[Saved entries]
* Begin *
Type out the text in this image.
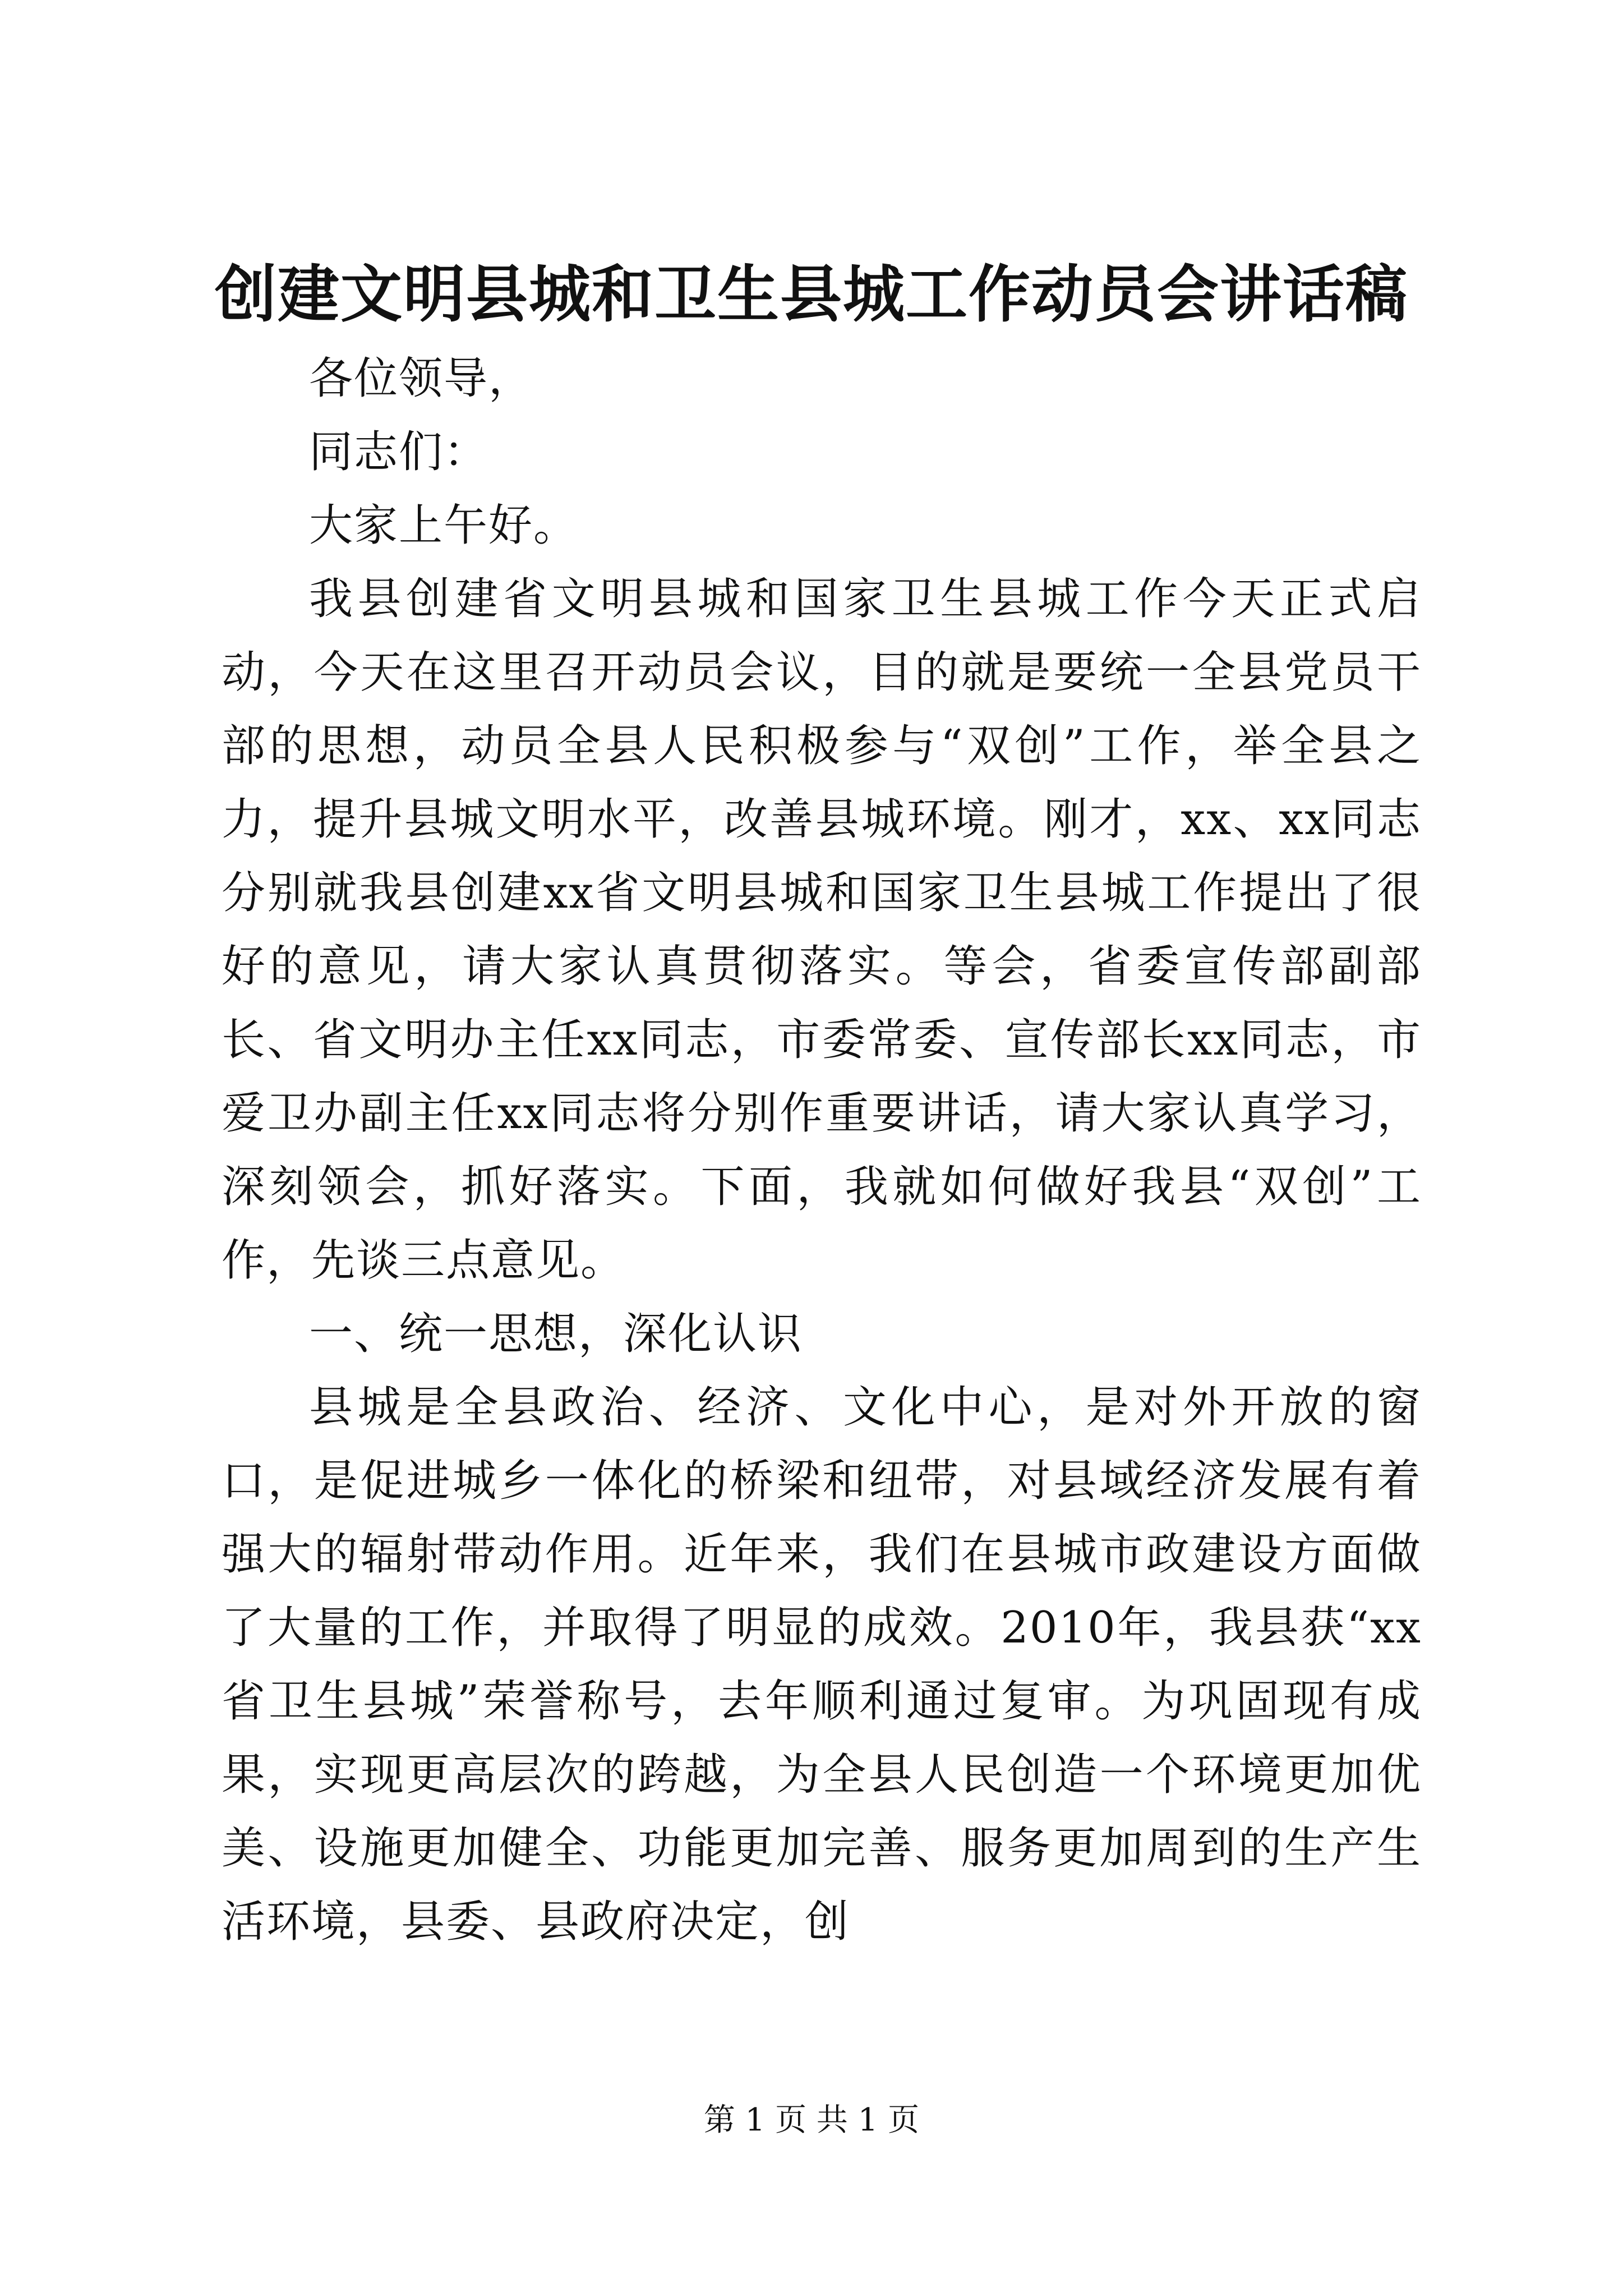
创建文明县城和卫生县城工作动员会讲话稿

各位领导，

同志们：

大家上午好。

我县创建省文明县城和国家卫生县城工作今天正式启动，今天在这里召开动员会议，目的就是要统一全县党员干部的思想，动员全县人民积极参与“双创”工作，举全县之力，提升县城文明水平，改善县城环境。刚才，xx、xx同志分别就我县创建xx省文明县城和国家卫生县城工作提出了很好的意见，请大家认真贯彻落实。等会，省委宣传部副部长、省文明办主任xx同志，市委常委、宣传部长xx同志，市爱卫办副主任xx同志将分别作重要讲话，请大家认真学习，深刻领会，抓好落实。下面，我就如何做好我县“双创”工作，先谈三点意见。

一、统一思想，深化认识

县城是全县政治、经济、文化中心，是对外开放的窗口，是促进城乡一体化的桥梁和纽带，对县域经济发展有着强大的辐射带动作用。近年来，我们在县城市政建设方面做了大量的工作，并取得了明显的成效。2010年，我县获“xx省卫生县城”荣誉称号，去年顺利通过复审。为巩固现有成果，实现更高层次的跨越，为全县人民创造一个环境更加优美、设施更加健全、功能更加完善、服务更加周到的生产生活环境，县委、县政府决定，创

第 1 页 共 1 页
* End *
WHAT THE TASK REQUIRES - Go through the entries above and print each one exactly, minus the pictures.

SOLUTION -
Type out the text in this image.
创建文明县城和卫生县城工作动员会讲话稿

各位领导，

同志们：

大家上午好。

我县创建省文明县城和国家卫生县城工作今天正式启动，今天在这里召开动员会议，目的就是要统一全县党员干部的思想，动员全县人民积极参与“双创”工作，举全县之力，提升县城文明水平，改善县城环境。刚才，xx、xx同志分别就我县创建xx省文明县城和国家卫生县城工作提出了很好的意见，请大家认真贯彻落实。等会，省委宣传部副部长、省文明办主任xx同志，市委常委、宣传部长xx同志，市爱卫办副主任xx同志将分别作重要讲话，请大家认真学习，深刻领会，抓好落实。下面，我就如何做好我县“双创”工作，先谈三点意见。

一、统一思想，深化认识

县城是全县政治、经济、文化中心，是对外开放的窗口，是促进城乡一体化的桥梁和纽带，对县域经济发展有着强大的辐射带动作用。近年来，我们在县城市政建设方面做了大量的工作，并取得了明显的成效。2010年，我县获“xx省卫生县城”荣誉称号，去年顺利通过复审。为巩固现有成果，实现更高层次的跨越，为全县人民创造一个环境更加优美、设施更加健全、功能更加完善、服务更加周到的生产生活环境，县委、县政府决定，创

第 1 页 共 1 页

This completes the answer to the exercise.